**AUFGABENSTELLUNG:** Welche Zahl ergeben laut dem Text über das Internet und die Zahl 666 die hebräischen Buchstaben „w-w-w“? Antworte bitte in einem Satz.

**VORLIEGENDER TEXT:**
━━━━━━━━━━━━━━━━━━━━
Seitdem das Internet mit seinen "www" Verbindungs - Möglichkeiten fast die ganze bewohnte Welt beherrscht, besteht Zugang zu einer Informationsflut - man "speist" das Internet (hochladen) und "verspeist" das Internet (runterladen). Leider kann man sich leicht dabei "den Magen verderben."
Pseudowissenschaft? Nicht nur.
Spekulationen - auch zur Zahl 666 - spriessen wie Pilze aus vermeintlichen Offenbarungen.
Im hebräischen Alphabet stehen die Buchstaben auch für Zahlen. Der 6. Buchstabe, ein "w" (waf ausgesprochen), ist eine 6. Somit ergeben die Buchstaben "w-w-w" 6-6-6 als Zahl. Symbolisch gesehen, kann 666 erschrecken - und für viele Bibelleser mehr ein angstmachendes "Malzeichen" sein, als eine neutrale Grundlage zum Surfen im Internet.
━━━━━━━━━━━━━━━━━━━━
**BEREITGESTELLTE DATEN:**
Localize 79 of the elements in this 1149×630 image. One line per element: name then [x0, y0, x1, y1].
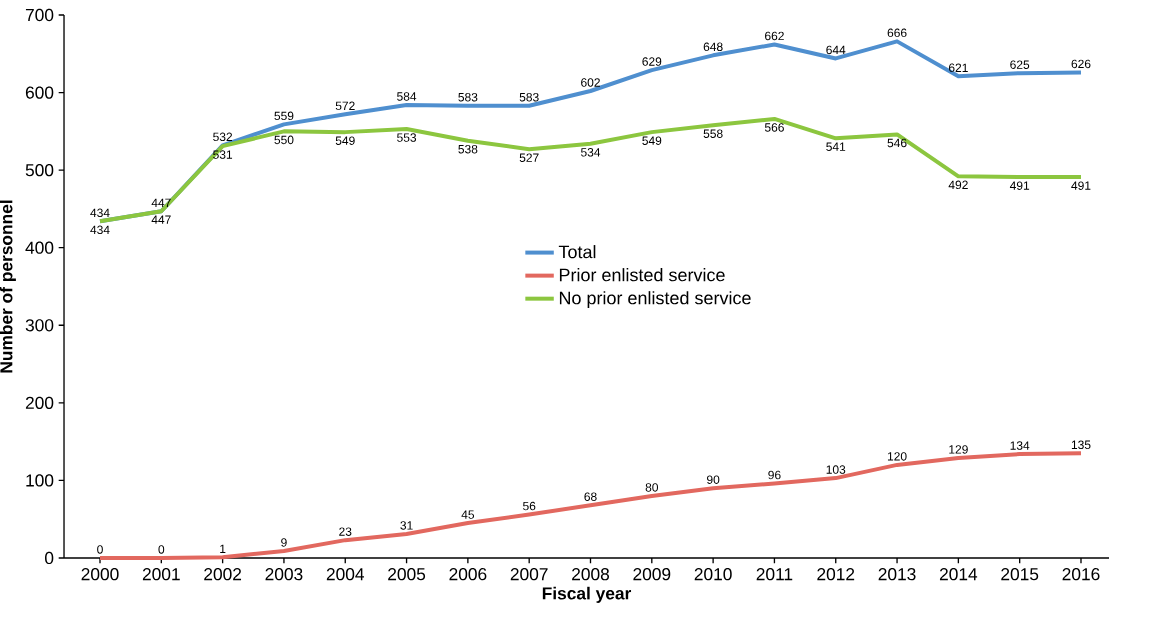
━━━━━━━━━━━━━━━━━━━━
**SCHRIFTLICHE LÖSUNG:** Die Buchstaben „w-w-w“ ergeben die Zahl 666.